Reproduce the data that follows in its entirety, character for character.

________________

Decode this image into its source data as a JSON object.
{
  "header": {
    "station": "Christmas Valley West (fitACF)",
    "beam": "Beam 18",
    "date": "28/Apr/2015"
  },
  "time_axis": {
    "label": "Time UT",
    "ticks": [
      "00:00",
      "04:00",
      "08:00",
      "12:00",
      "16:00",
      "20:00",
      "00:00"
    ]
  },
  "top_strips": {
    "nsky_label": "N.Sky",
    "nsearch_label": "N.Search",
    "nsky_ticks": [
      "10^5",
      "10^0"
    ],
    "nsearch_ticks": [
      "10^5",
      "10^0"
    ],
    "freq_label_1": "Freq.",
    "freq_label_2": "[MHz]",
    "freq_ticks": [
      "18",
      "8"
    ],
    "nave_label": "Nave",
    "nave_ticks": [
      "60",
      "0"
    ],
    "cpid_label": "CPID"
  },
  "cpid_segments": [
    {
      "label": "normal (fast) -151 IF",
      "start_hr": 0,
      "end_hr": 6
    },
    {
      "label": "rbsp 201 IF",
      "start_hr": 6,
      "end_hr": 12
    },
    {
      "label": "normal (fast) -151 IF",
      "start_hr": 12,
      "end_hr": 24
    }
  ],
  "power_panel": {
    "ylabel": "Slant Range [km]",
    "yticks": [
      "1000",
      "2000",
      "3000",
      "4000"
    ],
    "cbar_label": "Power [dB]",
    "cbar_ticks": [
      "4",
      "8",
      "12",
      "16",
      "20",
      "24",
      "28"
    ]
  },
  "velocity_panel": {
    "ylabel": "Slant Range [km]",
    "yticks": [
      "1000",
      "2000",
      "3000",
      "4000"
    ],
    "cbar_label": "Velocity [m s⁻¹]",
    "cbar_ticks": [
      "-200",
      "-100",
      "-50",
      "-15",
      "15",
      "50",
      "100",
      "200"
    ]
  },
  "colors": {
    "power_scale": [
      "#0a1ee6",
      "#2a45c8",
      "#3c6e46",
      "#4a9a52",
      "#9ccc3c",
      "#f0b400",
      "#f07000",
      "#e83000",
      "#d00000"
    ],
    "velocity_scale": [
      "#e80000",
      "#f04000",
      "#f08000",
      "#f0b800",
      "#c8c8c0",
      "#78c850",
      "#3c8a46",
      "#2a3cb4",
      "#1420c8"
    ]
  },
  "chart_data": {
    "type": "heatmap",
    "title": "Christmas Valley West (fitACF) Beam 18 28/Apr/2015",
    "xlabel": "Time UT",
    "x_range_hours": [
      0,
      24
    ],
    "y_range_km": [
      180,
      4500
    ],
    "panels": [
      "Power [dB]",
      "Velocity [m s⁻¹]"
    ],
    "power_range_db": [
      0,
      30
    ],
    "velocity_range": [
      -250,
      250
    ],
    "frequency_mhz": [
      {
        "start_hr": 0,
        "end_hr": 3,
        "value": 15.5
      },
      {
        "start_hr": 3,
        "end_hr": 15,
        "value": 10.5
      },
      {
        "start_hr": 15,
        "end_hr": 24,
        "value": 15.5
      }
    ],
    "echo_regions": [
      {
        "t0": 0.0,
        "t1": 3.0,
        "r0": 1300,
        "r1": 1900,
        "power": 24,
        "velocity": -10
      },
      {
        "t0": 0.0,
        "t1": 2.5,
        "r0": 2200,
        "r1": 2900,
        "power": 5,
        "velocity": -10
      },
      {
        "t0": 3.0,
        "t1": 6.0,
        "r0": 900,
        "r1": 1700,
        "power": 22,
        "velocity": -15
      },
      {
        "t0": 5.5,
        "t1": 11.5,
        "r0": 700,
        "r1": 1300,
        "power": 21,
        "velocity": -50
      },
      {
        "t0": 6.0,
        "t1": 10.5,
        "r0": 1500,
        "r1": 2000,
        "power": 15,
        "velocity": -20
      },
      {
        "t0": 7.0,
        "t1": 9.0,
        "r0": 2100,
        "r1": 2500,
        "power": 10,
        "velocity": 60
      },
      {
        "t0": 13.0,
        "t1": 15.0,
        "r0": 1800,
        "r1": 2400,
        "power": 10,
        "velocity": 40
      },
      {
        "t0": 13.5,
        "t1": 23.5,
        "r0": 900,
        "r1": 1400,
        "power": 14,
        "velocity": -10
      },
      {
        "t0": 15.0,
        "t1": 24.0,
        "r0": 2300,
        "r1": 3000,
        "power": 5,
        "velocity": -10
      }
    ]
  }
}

________________

» WRITTEN RESPONSE:
Decode this image into its source data as a JSON object.
{
  "header": {
    "station": "Christmas Valley West (fitACF)",
    "beam": "Beam 18",
    "date": "28/Apr/2015"
  },
  "time_axis": {
    "label": "Time UT",
    "ticks": [
      "00:00",
      "04:00",
      "08:00",
      "12:00",
      "16:00",
      "20:00",
      "00:00"
    ]
  },
  "top_strips": {
    "nsky_label": "N.Sky",
    "nsearch_label": "N.Search",
    "nsky_ticks": [
      "10^5",
      "10^0"
    ],
    "nsearch_ticks": [
      "10^5",
      "10^0"
    ],
    "freq_label_1": "Freq.",
    "freq_label_2": "[MHz]",
    "freq_ticks": [
      "18",
      "8"
    ],
    "nave_label": "Nave",
    "nave_ticks": [
      "60",
      "0"
    ],
    "cpid_label": "CPID"
  },
  "cpid_segments": [
    {
      "label": "normal (fast) -151 IF",
      "start_hr": 0,
      "end_hr": 6
    },
    {
      "label": "rbsp 201 IF",
      "start_hr": 6,
      "end_hr": 12
    },
    {
      "label": "normal (fast) -151 IF",
      "start_hr": 12,
      "end_hr": 24
    }
  ],
  "power_panel": {
    "ylabel": "Slant Range [km]",
    "yticks": [
      "1000",
      "2000",
      "3000",
      "4000"
    ],
    "cbar_label": "Power [dB]",
    "cbar_ticks": [
      "4",
      "8",
      "12",
      "16",
      "20",
      "24",
      "28"
    ]
  },
  "velocity_panel": {
    "ylabel": "Slant Range [km]",
    "yticks": [
      "1000",
      "2000",
      "3000",
      "4000"
    ],
    "cbar_label": "Velocity [m s⁻¹]",
    "cbar_ticks": [
      "-200",
      "-100",
      "-50",
      "-15",
      "15",
      "50",
      "100",
      "200"
    ]
  },
  "colors": {
    "power_scale": [
      "#0a1ee6",
      "#2a45c8",
      "#3c6e46",
      "#4a9a52",
      "#9ccc3c",
      "#f0b400",
      "#f07000",
      "#e83000",
      "#d00000"
    ],
    "velocity_scale": [
      "#e80000",
      "#f04000",
      "#f08000",
      "#f0b800",
      "#c8c8c0",
      "#78c850",
      "#3c8a46",
      "#2a3cb4",
      "#1420c8"
    ]
  },
  "chart_data": {
    "type": "heatmap",
    "title": "Christmas Valley West (fitACF) Beam 18 28/Apr/2015",
    "xlabel": "Time UT",
    "x_range_hours": [
      0,
      24
    ],
    "y_range_km": [
      180,
      4500
    ],
    "panels": [
      "Power [dB]",
      "Velocity [m s⁻¹]"
    ],
    "power_range_db": [
      0,
      30
    ],
    "velocity_range": [
      -250,
      250
    ],
    "frequency_mhz": [
      {
        "start_hr": 0,
        "end_hr": 3,
        "value": 15.5
      },
      {
        "start_hr": 3,
        "end_hr": 15,
        "value": 10.5
      },
      {
        "start_hr": 15,
        "end_hr": 24,
        "value": 15.5
      }
    ],
    "echo_regions": [
      {
        "t0": 0.0,
        "t1": 3.0,
        "r0": 1300,
        "r1": 1900,
        "power": 24,
        "velocity": -10
      },
      {
        "t0": 0.0,
        "t1": 2.5,
        "r0": 2200,
        "r1": 2900,
        "power": 5,
        "velocity": -10
      },
      {
        "t0": 3.0,
        "t1": 6.0,
        "r0": 900,
        "r1": 1700,
        "power": 22,
        "velocity": -15
      },
      {
        "t0": 5.5,
        "t1": 11.5,
        "r0": 700,
        "r1": 1300,
        "power": 21,
        "velocity": -50
      },
      {
        "t0": 6.0,
        "t1": 10.5,
        "r0": 1500,
        "r1": 2000,
        "power": 15,
        "velocity": -20
      },
      {
        "t0": 7.0,
        "t1": 9.0,
        "r0": 2100,
        "r1": 2500,
        "power": 10,
        "velocity": 60
      },
      {
        "t0": 13.0,
        "t1": 15.0,
        "r0": 1800,
        "r1": 2400,
        "power": 10,
        "velocity": 40
      },
      {
        "t0": 13.5,
        "t1": 23.5,
        "r0": 900,
        "r1": 1400,
        "power": 14,
        "velocity": -10
      },
      {
        "t0": 15.0,
        "t1": 24.0,
        "r0": 2300,
        "r1": 3000,
        "power": 5,
        "velocity": -10
      }
    ]
  }
}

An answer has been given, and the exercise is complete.